## What to work on
Search the material below for the string "Lessor" and list each line that holds it.

[Data entries]
□ □ □ □ □ □ □
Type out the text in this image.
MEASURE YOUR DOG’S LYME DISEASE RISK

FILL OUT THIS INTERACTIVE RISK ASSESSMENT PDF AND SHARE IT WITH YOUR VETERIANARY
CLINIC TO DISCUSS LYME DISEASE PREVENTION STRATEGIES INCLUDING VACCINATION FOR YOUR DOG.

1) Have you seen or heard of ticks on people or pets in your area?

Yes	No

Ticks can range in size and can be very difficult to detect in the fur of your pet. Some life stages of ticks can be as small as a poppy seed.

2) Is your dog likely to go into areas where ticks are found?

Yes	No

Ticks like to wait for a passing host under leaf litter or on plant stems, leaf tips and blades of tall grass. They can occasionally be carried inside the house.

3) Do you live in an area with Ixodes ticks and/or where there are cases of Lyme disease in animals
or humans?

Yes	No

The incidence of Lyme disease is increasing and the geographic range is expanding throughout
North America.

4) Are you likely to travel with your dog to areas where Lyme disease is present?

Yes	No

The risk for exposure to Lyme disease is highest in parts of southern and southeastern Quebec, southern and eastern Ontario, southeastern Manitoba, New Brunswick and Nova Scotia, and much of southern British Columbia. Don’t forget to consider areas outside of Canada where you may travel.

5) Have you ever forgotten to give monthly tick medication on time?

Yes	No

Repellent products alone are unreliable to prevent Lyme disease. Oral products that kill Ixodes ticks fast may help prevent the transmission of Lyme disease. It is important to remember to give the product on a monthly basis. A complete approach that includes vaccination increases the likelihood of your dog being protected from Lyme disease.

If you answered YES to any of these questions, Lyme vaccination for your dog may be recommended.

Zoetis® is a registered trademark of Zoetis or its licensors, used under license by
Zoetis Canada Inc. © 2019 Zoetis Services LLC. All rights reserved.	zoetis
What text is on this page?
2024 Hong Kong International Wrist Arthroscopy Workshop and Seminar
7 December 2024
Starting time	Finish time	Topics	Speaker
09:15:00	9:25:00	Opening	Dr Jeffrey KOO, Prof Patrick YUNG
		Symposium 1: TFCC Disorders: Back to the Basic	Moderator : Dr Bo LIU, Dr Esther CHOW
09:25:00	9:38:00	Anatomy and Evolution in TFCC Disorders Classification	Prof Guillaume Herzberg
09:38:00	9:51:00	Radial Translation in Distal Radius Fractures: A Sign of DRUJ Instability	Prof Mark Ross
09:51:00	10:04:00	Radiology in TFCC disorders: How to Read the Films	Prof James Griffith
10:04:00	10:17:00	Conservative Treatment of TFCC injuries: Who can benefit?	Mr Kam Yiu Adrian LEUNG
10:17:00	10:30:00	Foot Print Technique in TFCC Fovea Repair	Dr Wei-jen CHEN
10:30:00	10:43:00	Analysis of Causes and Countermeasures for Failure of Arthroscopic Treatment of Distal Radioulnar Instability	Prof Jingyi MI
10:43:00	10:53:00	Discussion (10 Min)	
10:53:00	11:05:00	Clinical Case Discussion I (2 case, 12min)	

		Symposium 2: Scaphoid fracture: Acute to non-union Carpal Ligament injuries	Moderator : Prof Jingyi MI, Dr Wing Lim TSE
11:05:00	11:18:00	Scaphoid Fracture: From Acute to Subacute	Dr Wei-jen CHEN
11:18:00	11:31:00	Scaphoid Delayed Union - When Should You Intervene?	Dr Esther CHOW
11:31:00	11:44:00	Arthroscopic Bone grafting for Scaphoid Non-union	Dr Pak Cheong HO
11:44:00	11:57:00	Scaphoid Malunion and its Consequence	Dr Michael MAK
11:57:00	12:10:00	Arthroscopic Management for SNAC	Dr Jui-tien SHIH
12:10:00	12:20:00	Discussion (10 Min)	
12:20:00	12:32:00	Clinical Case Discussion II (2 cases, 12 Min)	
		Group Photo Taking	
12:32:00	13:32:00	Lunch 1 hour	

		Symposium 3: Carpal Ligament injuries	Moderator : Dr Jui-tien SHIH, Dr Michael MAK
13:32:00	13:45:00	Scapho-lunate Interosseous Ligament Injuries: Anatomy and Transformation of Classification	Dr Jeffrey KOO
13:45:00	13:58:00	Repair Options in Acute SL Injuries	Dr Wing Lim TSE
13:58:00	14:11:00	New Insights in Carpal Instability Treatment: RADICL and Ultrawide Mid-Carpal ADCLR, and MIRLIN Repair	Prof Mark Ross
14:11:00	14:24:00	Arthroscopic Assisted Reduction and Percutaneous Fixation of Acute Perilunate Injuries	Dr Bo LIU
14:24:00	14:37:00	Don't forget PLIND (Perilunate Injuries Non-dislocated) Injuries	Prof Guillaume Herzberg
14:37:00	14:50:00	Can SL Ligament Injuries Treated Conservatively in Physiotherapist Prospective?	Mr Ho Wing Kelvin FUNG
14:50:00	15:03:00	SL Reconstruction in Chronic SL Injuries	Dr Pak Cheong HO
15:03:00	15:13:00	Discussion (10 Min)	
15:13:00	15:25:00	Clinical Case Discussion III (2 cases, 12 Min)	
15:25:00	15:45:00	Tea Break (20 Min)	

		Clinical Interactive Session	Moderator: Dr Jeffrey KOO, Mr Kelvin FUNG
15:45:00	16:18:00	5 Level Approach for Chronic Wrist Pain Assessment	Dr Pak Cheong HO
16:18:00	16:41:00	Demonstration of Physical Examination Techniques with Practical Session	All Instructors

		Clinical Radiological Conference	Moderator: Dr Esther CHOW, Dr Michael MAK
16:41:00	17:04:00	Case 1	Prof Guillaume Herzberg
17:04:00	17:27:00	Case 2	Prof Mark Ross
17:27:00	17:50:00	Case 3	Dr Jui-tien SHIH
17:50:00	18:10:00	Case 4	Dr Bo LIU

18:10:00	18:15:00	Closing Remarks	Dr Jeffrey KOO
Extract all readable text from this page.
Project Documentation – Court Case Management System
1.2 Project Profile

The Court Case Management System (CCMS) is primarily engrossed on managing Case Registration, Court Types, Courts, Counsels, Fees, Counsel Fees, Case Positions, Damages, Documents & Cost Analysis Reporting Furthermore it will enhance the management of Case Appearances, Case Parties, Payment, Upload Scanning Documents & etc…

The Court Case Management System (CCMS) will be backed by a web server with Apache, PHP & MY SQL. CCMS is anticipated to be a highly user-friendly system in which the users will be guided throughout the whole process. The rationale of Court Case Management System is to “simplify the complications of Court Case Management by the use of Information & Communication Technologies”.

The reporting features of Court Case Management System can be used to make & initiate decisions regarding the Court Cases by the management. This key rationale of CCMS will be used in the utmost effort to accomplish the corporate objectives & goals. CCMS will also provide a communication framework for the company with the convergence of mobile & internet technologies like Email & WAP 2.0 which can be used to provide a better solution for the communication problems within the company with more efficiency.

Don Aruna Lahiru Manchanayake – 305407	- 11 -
□ □ □ □ □ □ □
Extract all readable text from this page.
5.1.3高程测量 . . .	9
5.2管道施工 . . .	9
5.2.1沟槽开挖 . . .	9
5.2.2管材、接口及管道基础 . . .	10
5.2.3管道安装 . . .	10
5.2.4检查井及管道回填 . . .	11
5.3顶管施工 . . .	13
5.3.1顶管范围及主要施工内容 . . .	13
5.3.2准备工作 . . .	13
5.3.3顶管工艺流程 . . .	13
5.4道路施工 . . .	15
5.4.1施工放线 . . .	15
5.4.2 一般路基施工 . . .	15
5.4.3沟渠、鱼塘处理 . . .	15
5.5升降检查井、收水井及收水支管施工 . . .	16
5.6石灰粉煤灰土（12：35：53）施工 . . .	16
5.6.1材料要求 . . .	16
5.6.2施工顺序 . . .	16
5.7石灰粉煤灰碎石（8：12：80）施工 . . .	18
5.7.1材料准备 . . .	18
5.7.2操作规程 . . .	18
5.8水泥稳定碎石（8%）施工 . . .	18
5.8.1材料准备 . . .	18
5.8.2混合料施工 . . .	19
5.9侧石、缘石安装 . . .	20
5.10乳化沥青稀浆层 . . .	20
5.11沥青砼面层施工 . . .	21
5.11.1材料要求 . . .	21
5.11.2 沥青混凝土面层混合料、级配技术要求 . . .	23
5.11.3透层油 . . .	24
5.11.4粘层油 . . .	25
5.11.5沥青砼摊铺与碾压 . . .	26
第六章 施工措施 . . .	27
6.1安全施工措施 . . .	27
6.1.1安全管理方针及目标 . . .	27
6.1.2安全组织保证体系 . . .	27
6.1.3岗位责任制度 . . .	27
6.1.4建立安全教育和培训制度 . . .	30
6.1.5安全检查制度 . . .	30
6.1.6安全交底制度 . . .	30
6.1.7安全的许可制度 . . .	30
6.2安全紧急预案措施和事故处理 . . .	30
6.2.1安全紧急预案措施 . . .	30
□ □ □ □ □ □ □
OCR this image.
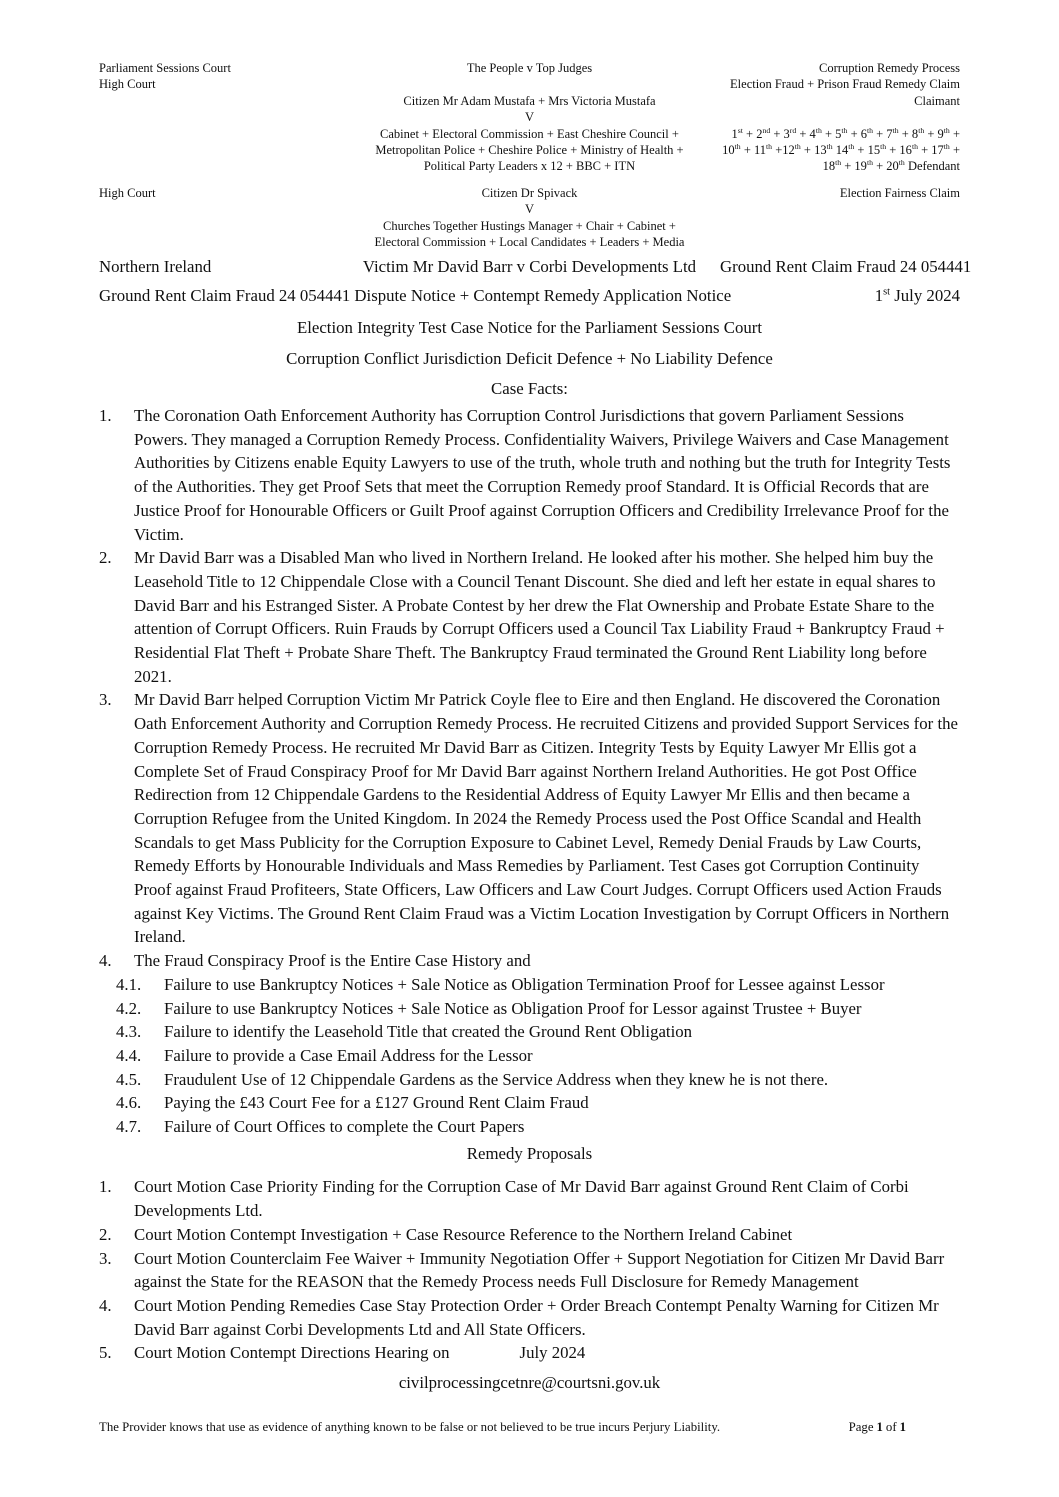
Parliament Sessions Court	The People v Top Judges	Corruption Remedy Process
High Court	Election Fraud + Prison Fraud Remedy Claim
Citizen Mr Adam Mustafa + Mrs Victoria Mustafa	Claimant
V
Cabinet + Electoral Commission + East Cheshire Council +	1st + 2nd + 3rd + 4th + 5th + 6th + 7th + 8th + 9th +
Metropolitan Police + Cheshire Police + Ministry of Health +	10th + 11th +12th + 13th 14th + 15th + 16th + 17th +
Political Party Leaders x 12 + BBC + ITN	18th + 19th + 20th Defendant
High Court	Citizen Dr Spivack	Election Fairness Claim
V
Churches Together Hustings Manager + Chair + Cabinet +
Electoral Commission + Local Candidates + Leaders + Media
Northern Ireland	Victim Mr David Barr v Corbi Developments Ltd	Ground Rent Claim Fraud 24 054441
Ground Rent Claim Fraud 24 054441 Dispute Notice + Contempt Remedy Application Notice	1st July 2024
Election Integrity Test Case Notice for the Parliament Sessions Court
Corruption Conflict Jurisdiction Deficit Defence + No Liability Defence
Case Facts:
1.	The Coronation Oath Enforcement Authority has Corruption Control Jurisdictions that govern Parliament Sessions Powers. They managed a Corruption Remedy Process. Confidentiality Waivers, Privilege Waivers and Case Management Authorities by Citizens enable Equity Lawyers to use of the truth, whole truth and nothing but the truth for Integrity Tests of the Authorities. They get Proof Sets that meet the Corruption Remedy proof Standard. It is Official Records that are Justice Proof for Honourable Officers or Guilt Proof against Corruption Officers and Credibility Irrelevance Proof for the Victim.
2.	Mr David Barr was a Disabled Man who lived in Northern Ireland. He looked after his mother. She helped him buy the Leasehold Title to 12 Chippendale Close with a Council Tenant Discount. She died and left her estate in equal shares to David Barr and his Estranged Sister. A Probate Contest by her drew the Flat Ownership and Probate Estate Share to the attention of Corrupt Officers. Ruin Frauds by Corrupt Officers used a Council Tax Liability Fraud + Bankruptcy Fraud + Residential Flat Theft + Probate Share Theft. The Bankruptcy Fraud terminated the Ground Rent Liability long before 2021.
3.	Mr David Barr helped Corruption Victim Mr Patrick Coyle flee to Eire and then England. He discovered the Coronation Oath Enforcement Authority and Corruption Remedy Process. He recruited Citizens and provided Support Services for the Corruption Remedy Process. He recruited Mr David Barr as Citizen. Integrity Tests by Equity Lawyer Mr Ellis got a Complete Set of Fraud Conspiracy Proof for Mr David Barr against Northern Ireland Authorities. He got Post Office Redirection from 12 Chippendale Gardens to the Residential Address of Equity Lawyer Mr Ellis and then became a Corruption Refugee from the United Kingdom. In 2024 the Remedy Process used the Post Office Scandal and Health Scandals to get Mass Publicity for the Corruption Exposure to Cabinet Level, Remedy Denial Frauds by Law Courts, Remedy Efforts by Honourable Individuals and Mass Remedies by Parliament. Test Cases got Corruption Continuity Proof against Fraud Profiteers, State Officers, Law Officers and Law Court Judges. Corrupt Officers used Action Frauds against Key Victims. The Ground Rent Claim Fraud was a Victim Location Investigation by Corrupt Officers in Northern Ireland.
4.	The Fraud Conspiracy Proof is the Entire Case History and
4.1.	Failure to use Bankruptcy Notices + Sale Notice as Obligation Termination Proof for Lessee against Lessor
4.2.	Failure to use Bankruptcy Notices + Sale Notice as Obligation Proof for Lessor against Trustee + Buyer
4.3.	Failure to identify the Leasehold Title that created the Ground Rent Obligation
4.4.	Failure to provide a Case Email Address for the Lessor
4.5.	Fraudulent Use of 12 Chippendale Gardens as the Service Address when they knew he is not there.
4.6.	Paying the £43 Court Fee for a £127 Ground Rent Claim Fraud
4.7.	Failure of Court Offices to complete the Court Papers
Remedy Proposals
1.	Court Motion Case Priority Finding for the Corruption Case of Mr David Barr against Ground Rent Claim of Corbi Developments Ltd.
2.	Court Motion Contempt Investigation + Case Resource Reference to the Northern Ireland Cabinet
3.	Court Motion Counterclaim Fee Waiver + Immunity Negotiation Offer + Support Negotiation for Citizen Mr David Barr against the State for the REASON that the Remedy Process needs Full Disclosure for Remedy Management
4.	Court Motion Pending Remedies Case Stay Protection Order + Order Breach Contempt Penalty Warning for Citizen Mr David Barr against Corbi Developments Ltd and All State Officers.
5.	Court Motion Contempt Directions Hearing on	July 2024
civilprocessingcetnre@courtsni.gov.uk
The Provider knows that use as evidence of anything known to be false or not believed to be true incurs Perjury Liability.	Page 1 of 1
□ □ □ □ □ □ □
## In response
4.1.	Failure to use Bankruptcy Notices + Sale Notice as Obligation Termination Proof for Lessee against Lessor
4.2.	Failure to use Bankruptcy Notices + Sale Notice as Obligation Proof for Lessor against Trustee + Buyer
4.4.	Failure to provide a Case Email Address for the Lessor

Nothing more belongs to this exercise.